# Data rows start

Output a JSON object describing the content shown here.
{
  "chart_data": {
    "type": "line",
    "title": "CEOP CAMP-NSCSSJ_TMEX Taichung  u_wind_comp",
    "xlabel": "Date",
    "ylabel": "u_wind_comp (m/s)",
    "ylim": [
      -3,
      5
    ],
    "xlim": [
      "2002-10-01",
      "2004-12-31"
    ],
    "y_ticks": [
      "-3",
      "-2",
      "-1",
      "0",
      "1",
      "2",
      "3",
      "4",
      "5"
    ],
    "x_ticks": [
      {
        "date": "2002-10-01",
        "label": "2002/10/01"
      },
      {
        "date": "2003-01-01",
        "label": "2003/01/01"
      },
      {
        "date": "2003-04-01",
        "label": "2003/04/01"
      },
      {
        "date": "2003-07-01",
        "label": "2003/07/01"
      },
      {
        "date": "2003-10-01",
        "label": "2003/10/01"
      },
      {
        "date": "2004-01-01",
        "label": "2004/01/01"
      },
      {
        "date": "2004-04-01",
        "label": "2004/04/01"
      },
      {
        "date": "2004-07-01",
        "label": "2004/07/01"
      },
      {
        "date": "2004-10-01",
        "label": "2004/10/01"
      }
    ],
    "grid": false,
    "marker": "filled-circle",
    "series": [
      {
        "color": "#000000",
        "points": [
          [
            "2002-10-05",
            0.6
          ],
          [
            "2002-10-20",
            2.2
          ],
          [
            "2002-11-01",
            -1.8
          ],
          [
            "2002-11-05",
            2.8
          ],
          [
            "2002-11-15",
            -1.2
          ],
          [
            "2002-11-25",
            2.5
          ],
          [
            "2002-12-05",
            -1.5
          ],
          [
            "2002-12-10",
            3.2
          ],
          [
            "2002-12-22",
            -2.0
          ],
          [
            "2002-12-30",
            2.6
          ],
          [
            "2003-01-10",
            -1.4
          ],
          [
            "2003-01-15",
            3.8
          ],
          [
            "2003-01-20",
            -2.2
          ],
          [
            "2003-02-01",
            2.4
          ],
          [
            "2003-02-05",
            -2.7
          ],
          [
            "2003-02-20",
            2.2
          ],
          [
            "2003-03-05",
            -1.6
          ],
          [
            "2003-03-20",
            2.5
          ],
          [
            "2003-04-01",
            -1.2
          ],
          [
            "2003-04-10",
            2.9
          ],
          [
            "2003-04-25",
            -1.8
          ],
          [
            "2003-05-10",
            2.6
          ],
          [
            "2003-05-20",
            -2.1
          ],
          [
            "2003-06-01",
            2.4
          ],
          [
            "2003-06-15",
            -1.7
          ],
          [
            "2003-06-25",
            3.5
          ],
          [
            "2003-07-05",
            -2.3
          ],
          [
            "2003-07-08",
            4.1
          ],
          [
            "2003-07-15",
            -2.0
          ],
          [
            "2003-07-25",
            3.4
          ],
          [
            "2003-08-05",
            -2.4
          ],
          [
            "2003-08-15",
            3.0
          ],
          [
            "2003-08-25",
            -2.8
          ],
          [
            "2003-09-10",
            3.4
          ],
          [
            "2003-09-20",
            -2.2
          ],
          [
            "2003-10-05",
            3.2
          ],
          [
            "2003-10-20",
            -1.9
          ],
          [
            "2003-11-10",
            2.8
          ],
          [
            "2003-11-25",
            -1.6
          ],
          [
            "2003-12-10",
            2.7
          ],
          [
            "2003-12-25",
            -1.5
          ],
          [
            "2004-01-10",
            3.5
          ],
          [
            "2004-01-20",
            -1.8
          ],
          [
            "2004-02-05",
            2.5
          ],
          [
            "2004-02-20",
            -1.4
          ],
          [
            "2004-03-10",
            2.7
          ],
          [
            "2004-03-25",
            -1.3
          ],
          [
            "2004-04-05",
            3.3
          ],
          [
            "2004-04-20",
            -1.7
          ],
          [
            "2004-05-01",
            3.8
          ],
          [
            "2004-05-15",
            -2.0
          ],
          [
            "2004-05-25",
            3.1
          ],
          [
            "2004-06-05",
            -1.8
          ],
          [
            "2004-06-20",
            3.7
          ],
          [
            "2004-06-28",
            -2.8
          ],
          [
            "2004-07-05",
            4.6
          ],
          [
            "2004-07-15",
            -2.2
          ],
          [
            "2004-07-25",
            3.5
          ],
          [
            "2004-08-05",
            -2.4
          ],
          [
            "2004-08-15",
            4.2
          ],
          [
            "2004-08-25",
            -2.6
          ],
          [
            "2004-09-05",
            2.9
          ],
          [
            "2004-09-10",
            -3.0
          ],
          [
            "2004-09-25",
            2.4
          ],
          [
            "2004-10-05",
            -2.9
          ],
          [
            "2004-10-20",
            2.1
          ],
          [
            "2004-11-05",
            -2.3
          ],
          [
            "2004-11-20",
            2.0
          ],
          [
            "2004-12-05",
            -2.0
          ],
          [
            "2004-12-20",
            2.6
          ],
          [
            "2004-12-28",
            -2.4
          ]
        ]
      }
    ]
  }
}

# Data rows end

What needs to be done :: Retype all of the entries precisely as they are.

Answer to this task ::
Output a JSON object describing the content shown here.
{
  "chart_data": {
    "type": "line",
    "title": "CEOP CAMP-NSCSSJ_TMEX Taichung  u_wind_comp",
    "xlabel": "Date",
    "ylabel": "u_wind_comp (m/s)",
    "ylim": [
      -3,
      5
    ],
    "xlim": [
      "2002-10-01",
      "2004-12-31"
    ],
    "y_ticks": [
      "-3",
      "-2",
      "-1",
      "0",
      "1",
      "2",
      "3",
      "4",
      "5"
    ],
    "x_ticks": [
      {
        "date": "2002-10-01",
        "label": "2002/10/01"
      },
      {
        "date": "2003-01-01",
        "label": "2003/01/01"
      },
      {
        "date": "2003-04-01",
        "label": "2003/04/01"
      },
      {
        "date": "2003-07-01",
        "label": "2003/07/01"
      },
      {
        "date": "2003-10-01",
        "label": "2003/10/01"
      },
      {
        "date": "2004-01-01",
        "label": "2004/01/01"
      },
      {
        "date": "2004-04-01",
        "label": "2004/04/01"
      },
      {
        "date": "2004-07-01",
        "label": "2004/07/01"
      },
      {
        "date": "2004-10-01",
        "label": "2004/10/01"
      }
    ],
    "grid": false,
    "marker": "filled-circle",
    "series": [
      {
        "color": "#000000",
        "points": [
          [
            "2002-10-05",
            0.6
          ],
          [
            "2002-10-20",
            2.2
          ],
          [
            "2002-11-01",
            -1.8
          ],
          [
            "2002-11-05",
            2.8
          ],
          [
            "2002-11-15",
            -1.2
          ],
          [
            "2002-11-25",
            2.5
          ],
          [
            "2002-12-05",
            -1.5
          ],
          [
            "2002-12-10",
            3.2
          ],
          [
            "2002-12-22",
            -2.0
          ],
          [
            "2002-12-30",
            2.6
          ],
          [
            "2003-01-10",
            -1.4
          ],
          [
            "2003-01-15",
            3.8
          ],
          [
            "2003-01-20",
            -2.2
          ],
          [
            "2003-02-01",
            2.4
          ],
          [
            "2003-02-05",
            -2.7
          ],
          [
            "2003-02-20",
            2.2
          ],
          [
            "2003-03-05",
            -1.6
          ],
          [
            "2003-03-20",
            2.5
          ],
          [
            "2003-04-01",
            -1.2
          ],
          [
            "2003-04-10",
            2.9
          ],
          [
            "2003-04-25",
            -1.8
          ],
          [
            "2003-05-10",
            2.6
          ],
          [
            "2003-05-20",
            -2.1
          ],
          [
            "2003-06-01",
            2.4
          ],
          [
            "2003-06-15",
            -1.7
          ],
          [
            "2003-06-25",
            3.5
          ],
          [
            "2003-07-05",
            -2.3
          ],
          [
            "2003-07-08",
            4.1
          ],
          [
            "2003-07-15",
            -2.0
          ],
          [
            "2003-07-25",
            3.4
          ],
          [
            "2003-08-05",
            -2.4
          ],
          [
            "2003-08-15",
            3.0
          ],
          [
            "2003-08-25",
            -2.8
          ],
          [
            "2003-09-10",
            3.4
          ],
          [
            "2003-09-20",
            -2.2
          ],
          [
            "2003-10-05",
            3.2
          ],
          [
            "2003-10-20",
            -1.9
          ],
          [
            "2003-11-10",
            2.8
          ],
          [
            "2003-11-25",
            -1.6
          ],
          [
            "2003-12-10",
            2.7
          ],
          [
            "2003-12-25",
            -1.5
          ],
          [
            "2004-01-10",
            3.5
          ],
          [
            "2004-01-20",
            -1.8
          ],
          [
            "2004-02-05",
            2.5
          ],
          [
            "2004-02-20",
            -1.4
          ],
          [
            "2004-03-10",
            2.7
          ],
          [
            "2004-03-25",
            -1.3
          ],
          [
            "2004-04-05",
            3.3
          ],
          [
            "2004-04-20",
            -1.7
          ],
          [
            "2004-05-01",
            3.8
          ],
          [
            "2004-05-15",
            -2.0
          ],
          [
            "2004-05-25",
            3.1
          ],
          [
            "2004-06-05",
            -1.8
          ],
          [
            "2004-06-20",
            3.7
          ],
          [
            "2004-06-28",
            -2.8
          ],
          [
            "2004-07-05",
            4.6
          ],
          [
            "2004-07-15",
            -2.2
          ],
          [
            "2004-07-25",
            3.5
          ],
          [
            "2004-08-05",
            -2.4
          ],
          [
            "2004-08-15",
            4.2
          ],
          [
            "2004-08-25",
            -2.6
          ],
          [
            "2004-09-05",
            2.9
          ],
          [
            "2004-09-10",
            -3.0
          ],
          [
            "2004-09-25",
            2.4
          ],
          [
            "2004-10-05",
            -2.9
          ],
          [
            "2004-10-20",
            2.1
          ],
          [
            "2004-11-05",
            -2.3
          ],
          [
            "2004-11-20",
            2.0
          ],
          [
            "2004-12-05",
            -2.0
          ],
          [
            "2004-12-20",
            2.6
          ],
          [
            "2004-12-28",
            -2.4
          ]
        ]
      }
    ]
  }
}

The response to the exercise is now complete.